Only a number is wanted. Count the lines holding the string "true".

● **MATERIAL FOR THIS EXERCISE**:
:::::
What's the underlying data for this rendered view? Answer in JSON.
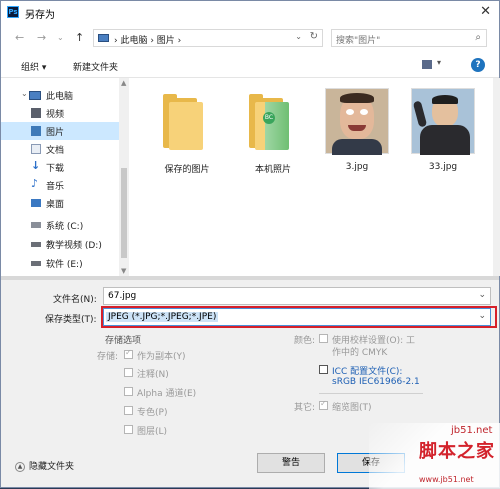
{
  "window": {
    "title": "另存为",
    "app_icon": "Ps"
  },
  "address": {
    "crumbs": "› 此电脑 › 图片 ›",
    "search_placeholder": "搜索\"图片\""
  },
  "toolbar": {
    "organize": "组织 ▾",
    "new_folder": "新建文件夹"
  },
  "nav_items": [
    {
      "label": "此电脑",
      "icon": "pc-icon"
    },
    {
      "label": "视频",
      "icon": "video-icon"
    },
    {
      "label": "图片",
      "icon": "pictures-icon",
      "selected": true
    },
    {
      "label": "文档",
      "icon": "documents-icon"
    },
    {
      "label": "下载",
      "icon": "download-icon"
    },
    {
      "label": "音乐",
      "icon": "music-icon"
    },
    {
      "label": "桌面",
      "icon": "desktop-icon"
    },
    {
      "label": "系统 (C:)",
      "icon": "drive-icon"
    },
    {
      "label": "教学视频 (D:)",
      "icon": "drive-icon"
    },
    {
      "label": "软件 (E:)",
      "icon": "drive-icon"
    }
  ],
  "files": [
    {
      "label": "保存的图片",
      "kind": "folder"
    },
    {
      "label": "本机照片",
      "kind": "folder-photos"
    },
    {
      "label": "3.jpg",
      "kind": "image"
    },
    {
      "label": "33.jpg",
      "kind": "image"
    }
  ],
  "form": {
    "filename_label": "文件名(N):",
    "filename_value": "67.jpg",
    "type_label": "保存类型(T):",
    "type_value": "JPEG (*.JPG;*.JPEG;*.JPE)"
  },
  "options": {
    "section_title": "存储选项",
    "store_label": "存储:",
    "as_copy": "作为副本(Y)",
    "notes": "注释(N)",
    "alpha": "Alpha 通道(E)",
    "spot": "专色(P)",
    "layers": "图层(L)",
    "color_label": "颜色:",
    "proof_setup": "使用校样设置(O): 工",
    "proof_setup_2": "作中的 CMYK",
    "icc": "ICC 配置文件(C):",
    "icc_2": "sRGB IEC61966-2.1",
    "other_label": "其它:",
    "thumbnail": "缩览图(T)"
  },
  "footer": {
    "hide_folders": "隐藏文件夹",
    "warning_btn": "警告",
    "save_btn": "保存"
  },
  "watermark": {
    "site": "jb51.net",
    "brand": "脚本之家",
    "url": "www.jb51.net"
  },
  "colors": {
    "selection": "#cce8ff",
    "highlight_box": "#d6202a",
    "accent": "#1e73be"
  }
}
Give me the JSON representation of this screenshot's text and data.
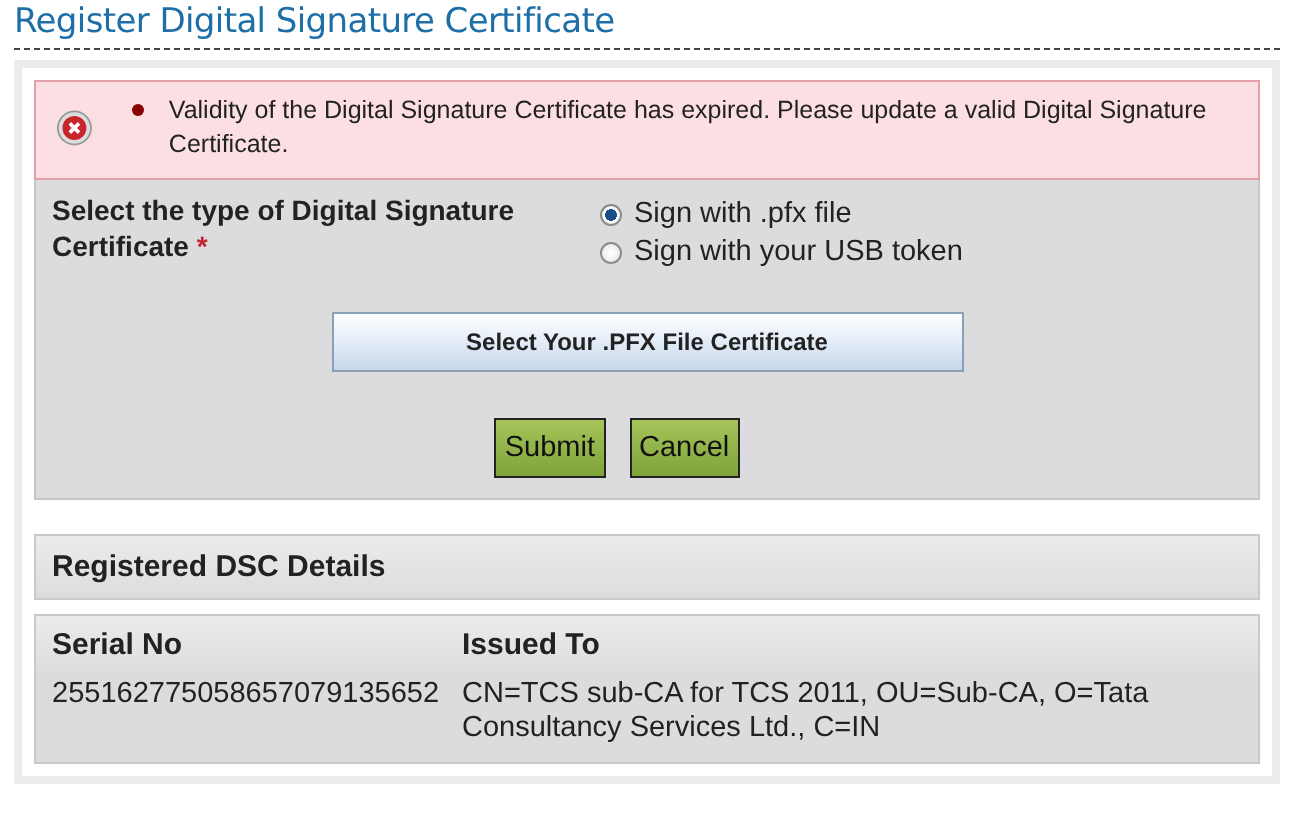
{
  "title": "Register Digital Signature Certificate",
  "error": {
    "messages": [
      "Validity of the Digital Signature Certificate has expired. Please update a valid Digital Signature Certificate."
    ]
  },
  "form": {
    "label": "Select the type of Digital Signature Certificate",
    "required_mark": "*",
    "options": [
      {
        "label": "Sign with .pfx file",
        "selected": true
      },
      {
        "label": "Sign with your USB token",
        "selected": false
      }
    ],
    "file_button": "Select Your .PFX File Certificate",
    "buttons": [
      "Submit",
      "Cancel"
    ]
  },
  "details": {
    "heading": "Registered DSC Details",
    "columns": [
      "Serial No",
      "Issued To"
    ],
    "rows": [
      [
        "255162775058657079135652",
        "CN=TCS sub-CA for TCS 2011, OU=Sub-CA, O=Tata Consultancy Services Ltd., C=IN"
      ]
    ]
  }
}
:::::
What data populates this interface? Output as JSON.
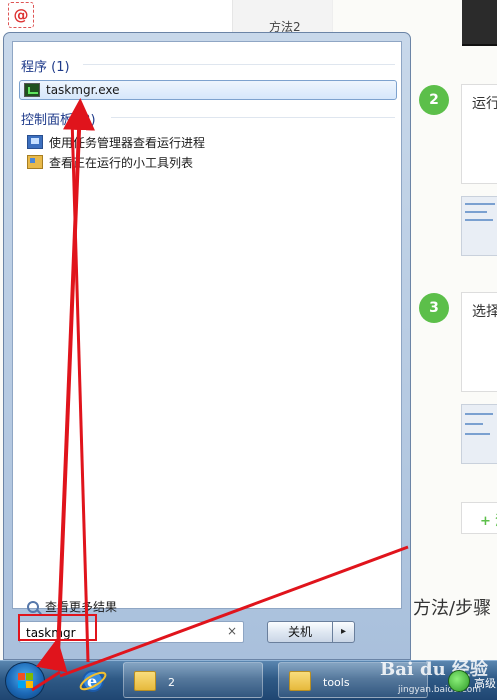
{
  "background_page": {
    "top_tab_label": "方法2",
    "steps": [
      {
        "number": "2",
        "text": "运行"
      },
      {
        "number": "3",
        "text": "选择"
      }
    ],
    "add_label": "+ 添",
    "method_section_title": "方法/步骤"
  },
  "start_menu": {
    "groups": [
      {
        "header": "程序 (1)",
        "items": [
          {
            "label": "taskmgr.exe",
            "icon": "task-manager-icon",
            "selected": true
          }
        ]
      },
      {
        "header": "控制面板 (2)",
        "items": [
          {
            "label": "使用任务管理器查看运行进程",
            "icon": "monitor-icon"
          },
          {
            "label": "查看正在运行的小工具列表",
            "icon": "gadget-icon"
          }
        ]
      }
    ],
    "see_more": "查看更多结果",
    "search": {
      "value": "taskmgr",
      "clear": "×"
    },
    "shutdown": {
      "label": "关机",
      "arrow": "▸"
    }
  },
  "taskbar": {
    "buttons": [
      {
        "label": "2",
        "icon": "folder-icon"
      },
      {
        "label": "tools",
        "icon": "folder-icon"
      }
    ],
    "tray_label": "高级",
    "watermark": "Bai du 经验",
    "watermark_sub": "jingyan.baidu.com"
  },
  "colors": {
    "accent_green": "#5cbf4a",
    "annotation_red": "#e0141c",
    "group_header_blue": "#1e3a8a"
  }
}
:::::
● **SOLUTION FOR THIS EXERCISE**:
3